AIM:
Find each line with the string "Statement" and copy it.

---

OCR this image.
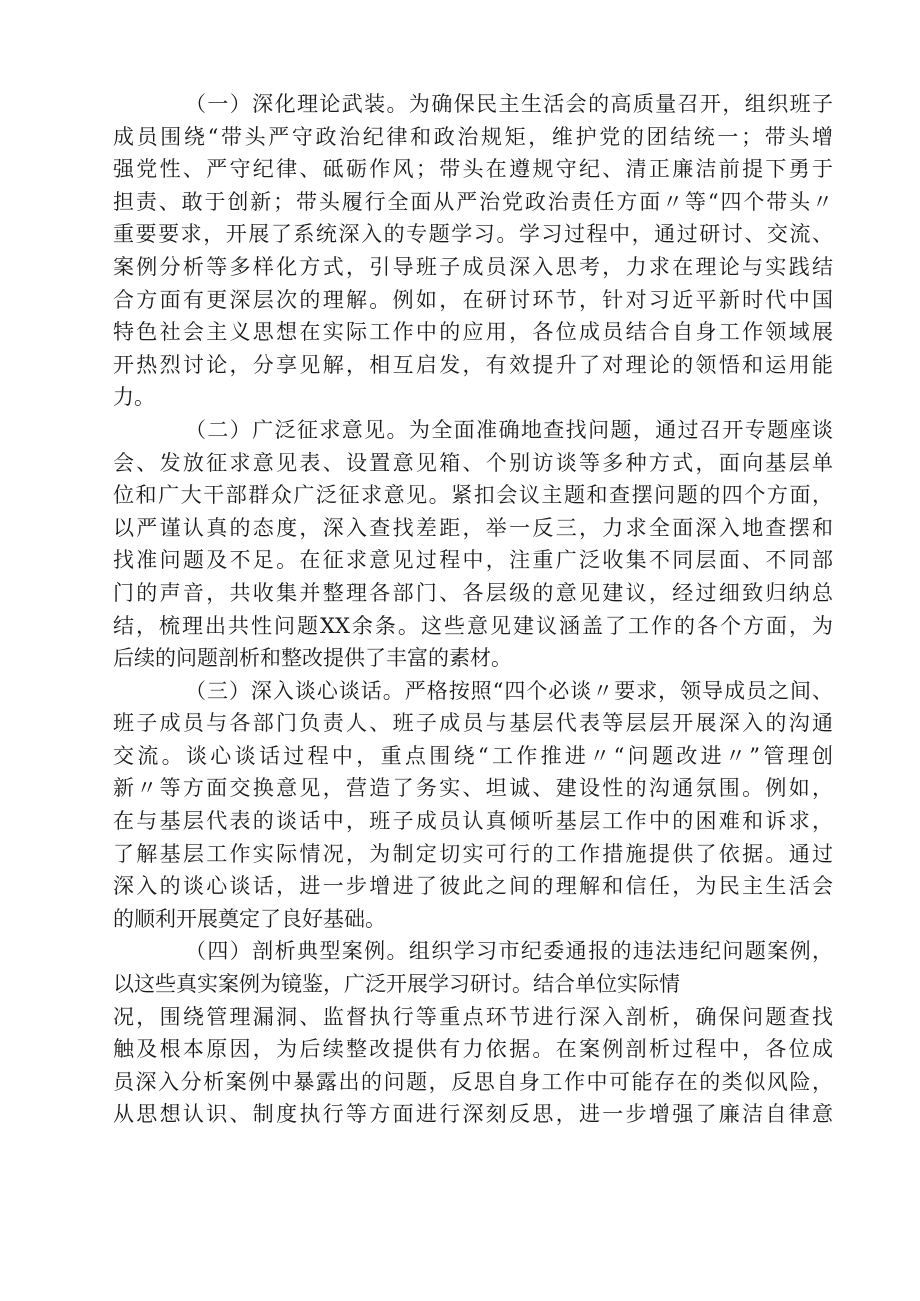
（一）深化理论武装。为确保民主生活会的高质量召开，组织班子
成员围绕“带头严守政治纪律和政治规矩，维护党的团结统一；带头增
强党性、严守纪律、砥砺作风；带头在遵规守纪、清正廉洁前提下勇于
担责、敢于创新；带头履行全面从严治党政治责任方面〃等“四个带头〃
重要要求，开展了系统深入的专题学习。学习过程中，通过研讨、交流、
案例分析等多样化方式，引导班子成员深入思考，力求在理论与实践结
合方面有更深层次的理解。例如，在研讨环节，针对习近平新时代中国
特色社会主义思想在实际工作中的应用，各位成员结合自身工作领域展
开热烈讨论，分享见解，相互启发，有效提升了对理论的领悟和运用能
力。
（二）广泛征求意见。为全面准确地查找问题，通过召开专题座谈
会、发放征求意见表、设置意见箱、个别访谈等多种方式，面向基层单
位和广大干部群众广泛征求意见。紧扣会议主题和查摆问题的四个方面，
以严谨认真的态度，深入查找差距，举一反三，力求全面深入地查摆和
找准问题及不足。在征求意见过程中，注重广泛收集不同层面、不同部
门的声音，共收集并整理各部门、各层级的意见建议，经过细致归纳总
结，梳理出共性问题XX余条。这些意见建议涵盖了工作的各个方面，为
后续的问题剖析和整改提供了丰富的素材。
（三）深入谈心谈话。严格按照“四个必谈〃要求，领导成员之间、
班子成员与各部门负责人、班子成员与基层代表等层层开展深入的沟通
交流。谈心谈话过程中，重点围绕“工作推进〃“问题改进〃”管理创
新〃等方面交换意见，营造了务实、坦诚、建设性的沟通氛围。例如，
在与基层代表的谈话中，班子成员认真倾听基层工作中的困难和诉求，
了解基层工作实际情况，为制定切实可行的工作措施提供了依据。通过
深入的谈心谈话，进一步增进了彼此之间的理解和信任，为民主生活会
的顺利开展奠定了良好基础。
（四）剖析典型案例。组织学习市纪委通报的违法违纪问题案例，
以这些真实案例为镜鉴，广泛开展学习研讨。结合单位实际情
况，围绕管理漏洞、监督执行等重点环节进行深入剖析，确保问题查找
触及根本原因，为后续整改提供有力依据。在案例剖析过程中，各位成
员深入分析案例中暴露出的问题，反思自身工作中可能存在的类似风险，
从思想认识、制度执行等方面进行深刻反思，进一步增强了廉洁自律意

---

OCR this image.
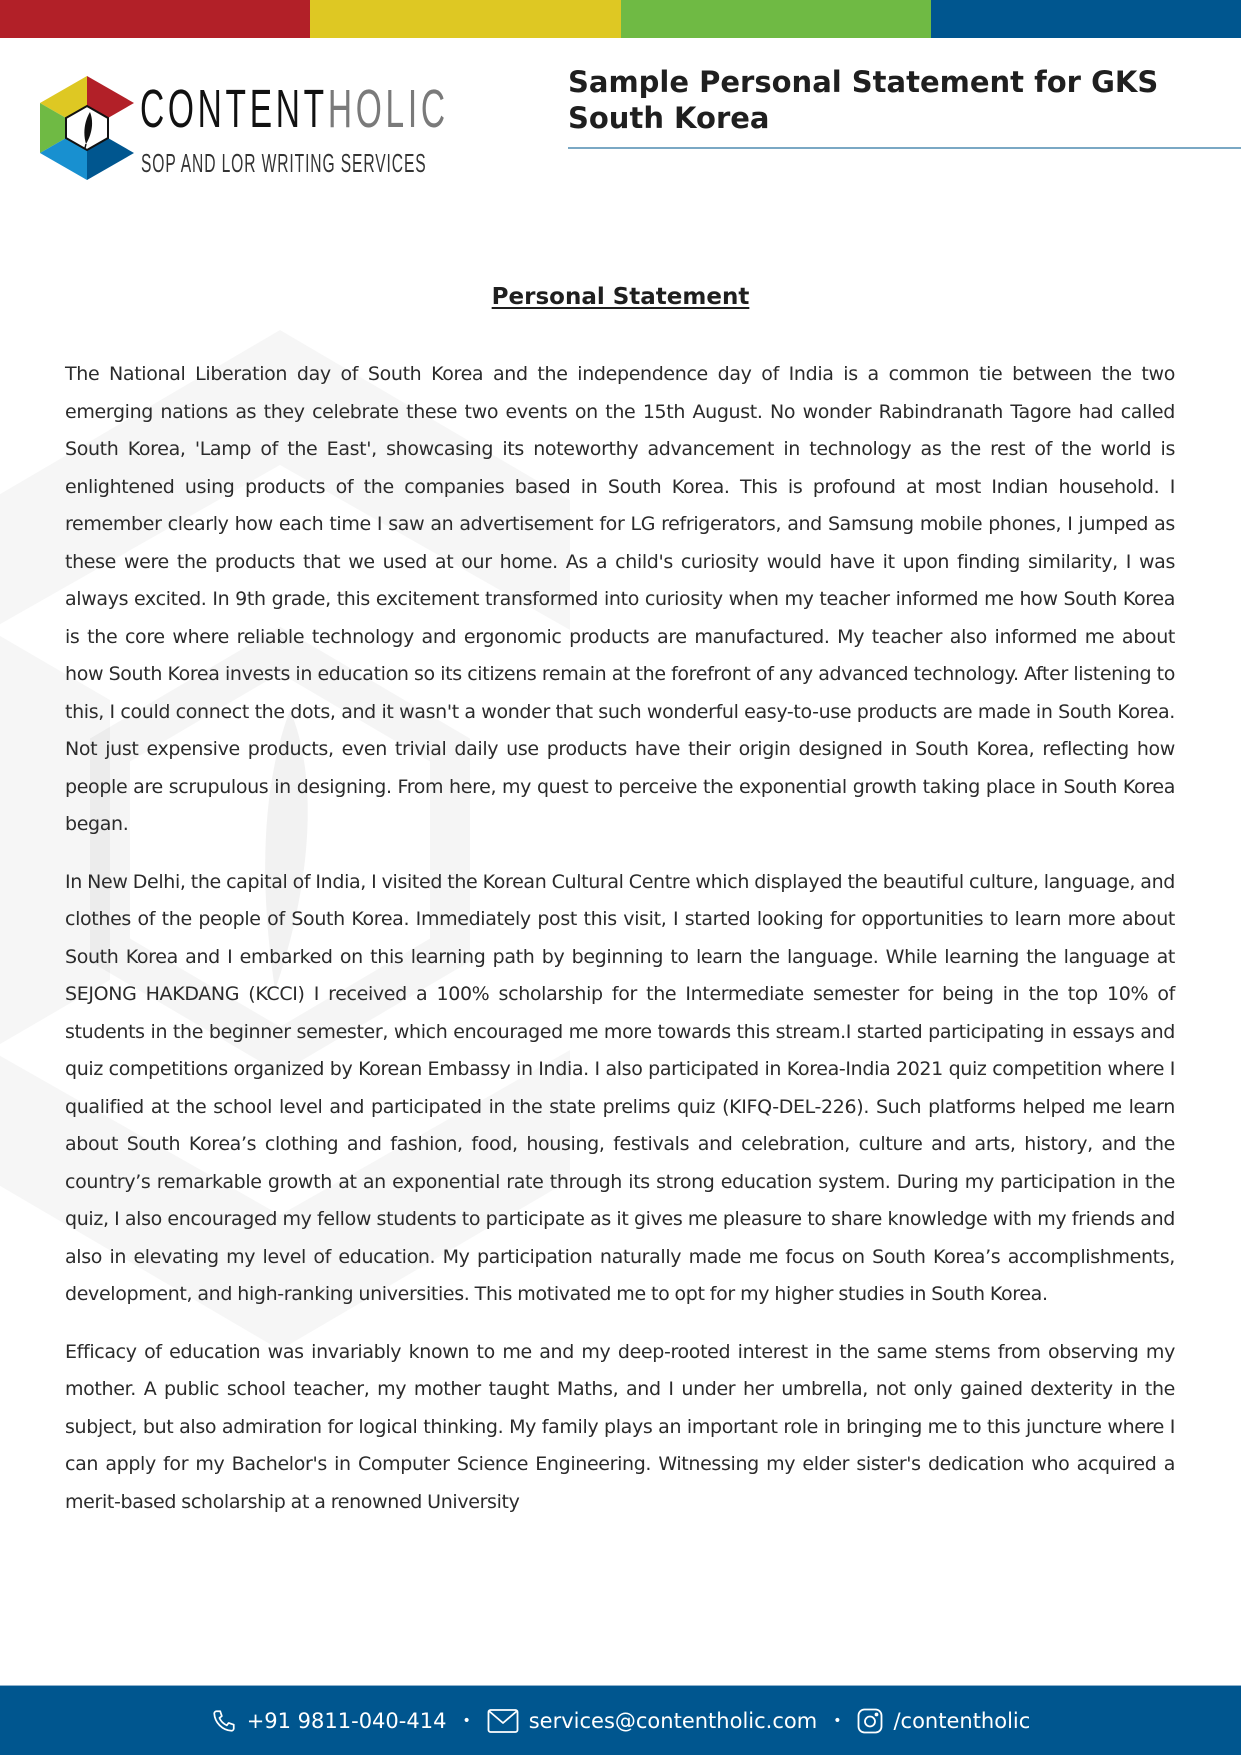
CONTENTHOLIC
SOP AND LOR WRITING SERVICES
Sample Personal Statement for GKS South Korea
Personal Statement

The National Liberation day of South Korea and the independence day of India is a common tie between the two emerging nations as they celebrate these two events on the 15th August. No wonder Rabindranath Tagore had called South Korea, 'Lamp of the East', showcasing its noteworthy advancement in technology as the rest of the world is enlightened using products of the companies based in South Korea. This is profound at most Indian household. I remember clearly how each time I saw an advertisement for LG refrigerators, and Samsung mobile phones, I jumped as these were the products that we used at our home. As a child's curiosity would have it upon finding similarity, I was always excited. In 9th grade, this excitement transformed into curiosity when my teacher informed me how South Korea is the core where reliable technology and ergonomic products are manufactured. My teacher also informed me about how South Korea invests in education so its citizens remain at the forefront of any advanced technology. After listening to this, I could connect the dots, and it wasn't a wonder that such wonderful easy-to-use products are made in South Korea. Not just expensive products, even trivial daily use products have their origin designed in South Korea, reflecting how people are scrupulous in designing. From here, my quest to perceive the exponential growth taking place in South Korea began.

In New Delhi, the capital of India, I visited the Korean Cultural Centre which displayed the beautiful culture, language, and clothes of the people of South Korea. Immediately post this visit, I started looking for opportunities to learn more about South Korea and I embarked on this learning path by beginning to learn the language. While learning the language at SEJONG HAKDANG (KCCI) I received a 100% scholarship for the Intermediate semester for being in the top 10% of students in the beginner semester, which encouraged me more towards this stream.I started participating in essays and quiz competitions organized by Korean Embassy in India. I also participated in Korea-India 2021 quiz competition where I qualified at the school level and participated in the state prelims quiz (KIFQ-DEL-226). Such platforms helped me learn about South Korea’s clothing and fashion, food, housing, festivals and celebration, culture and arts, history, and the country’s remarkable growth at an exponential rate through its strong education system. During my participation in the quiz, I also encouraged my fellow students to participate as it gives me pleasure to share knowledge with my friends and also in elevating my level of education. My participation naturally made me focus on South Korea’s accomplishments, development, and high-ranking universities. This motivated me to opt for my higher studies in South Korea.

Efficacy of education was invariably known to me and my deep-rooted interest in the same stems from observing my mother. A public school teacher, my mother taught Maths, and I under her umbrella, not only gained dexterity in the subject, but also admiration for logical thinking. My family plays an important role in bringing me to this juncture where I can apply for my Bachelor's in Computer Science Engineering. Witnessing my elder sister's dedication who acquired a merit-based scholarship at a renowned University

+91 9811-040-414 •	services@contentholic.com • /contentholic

---

TASK SOLUTION:
Sample Personal Statement for GKS South Korea
Personal Statement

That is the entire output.